* **Auszug**:
★ ★ ★ ★

# [solved] Windows/linux parallelsystem /grubloader

## absynth

hmm..hab en problem....hab auf meinen rechner noch windows drauf wegen paar proggies, die es einfach so nicht gibt für unix/linux und da hab ihc gerade en problem....wollt mal wieder windows starten (hab erst windows installiert , dann linux und grub loader genommen) 

und dann kam, das es ein fehlerhaftes dateisystem ist und gparted zeigt mir auch nur 100 mb an 0.o auf der windows partition...naja nun wollt ich schon windows nebenbei laufen haben,kann ich das irgendwie einfach wieder auf die part nochmal installieren, will mir nicht mein gentoo zerhauen ...und wie ist das mit grub? kommt der damit klar??Last edited by absynth on Tue Mar 25, 2008 4:09 pm; edited 1 time in total

----------

## dertobi123

So ich die Frage aus deinem Text richtig herausgedichtet habe: Du kannst Windows neu installieren, musst danach aber den GRUB neu in den MBR schreiben.

----------

## absynth

OK , was muss ich da machen? bzw was ist dieses MBR(masterbootrecord?) ?

----------

## dertobi123

Wie bei der ersten Installation auch - von CD booten, Partitionen mounten, chroot und dann den grub in den MBR werfen. Und was ein MBR ist, das mag dir denke ich Wikipedia verraten  :Wink: 

----------

## absynth

jup, danke, klappte alles..war ja gar net so schwer  :Smile:  ...en paar zeilen kommandos..mehr nicht

----------

## dertobi123

Sag ich ja  :Wink: 

----------

★ ★ ★ ★

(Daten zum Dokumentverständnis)
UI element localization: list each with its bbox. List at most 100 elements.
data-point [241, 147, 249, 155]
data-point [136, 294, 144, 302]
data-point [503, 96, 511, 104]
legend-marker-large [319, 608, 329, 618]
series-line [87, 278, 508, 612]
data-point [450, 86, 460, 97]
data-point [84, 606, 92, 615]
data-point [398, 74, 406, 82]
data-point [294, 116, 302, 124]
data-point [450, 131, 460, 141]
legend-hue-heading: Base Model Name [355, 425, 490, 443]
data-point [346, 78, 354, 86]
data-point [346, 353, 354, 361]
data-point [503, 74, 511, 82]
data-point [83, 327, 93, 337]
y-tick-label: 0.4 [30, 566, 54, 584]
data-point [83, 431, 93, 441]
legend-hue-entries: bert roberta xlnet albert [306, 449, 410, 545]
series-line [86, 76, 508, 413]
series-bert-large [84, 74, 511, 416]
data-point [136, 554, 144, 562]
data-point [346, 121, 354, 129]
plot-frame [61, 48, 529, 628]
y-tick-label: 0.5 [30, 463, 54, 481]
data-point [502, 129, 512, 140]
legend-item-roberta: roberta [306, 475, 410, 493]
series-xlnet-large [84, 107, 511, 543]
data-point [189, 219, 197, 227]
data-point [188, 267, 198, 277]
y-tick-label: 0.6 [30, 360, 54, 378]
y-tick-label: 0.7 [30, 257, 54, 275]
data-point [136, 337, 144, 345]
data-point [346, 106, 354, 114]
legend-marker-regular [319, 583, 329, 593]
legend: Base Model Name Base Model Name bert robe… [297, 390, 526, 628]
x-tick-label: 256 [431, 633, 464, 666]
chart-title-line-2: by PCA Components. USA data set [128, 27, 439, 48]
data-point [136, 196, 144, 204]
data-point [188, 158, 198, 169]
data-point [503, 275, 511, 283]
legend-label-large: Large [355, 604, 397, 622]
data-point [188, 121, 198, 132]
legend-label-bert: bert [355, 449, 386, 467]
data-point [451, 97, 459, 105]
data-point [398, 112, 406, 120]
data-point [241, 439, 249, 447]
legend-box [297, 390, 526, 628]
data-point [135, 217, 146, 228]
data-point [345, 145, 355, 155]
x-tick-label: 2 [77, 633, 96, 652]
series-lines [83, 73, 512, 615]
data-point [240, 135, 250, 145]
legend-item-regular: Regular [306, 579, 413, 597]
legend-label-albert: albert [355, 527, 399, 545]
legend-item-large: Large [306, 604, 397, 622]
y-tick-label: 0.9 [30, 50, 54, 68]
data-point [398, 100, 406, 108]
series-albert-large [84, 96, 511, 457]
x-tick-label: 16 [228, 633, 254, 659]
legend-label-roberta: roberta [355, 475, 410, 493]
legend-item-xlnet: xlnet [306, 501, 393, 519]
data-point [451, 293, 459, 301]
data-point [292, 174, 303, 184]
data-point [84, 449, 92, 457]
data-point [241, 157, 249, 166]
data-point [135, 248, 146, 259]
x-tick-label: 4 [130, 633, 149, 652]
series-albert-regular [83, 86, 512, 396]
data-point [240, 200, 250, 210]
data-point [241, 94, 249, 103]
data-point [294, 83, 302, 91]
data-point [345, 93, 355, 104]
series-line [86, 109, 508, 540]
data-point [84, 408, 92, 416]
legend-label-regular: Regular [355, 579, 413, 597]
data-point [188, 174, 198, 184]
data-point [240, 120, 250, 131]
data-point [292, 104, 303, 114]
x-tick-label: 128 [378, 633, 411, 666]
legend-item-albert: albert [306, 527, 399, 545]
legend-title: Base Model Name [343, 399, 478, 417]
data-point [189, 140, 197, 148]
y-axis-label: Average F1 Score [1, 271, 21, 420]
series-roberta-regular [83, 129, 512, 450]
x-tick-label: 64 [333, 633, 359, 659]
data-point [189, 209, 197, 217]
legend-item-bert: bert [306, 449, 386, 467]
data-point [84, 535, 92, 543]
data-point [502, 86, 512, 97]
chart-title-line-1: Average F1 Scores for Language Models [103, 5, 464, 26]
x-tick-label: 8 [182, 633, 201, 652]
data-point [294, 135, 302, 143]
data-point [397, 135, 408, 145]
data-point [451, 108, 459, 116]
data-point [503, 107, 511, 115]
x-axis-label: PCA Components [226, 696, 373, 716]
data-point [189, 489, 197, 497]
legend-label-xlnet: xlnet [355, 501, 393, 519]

★ ★ ★ ★

* **Aufgabenstellung**:
Schreibe aus dem Forumsthread den Abschnitt von „und dann kam, das“ bis „den MBR schreiben.“ wortgetreu ab. Die Einträge stammen aus einer anderen Quelle.

* **Erwartete Antwort**:
und dann kam, das es ein fehlerhaftes dateisystem ist und gparted zeigt mir auch nur 100 mb an 0.o auf der windows partition...naja nun wollt ich schon windows nebenbei laufen haben,kann ich das irgendwie einfach wieder auf die part nochmal installieren, will mir nicht mein gentoo zerhauen ...und wie ist das mit grub? kommt der damit klar??Last edited by absynth on Tue Mar 25, 2008 4:09 pm; edited 1 time in total

----------

## dertobi123

So ich die Frage aus deinem Text richtig herausgedichtet habe: Du kannst Windows neu installieren, musst danach aber den GRUB neu in den MBR schreiben.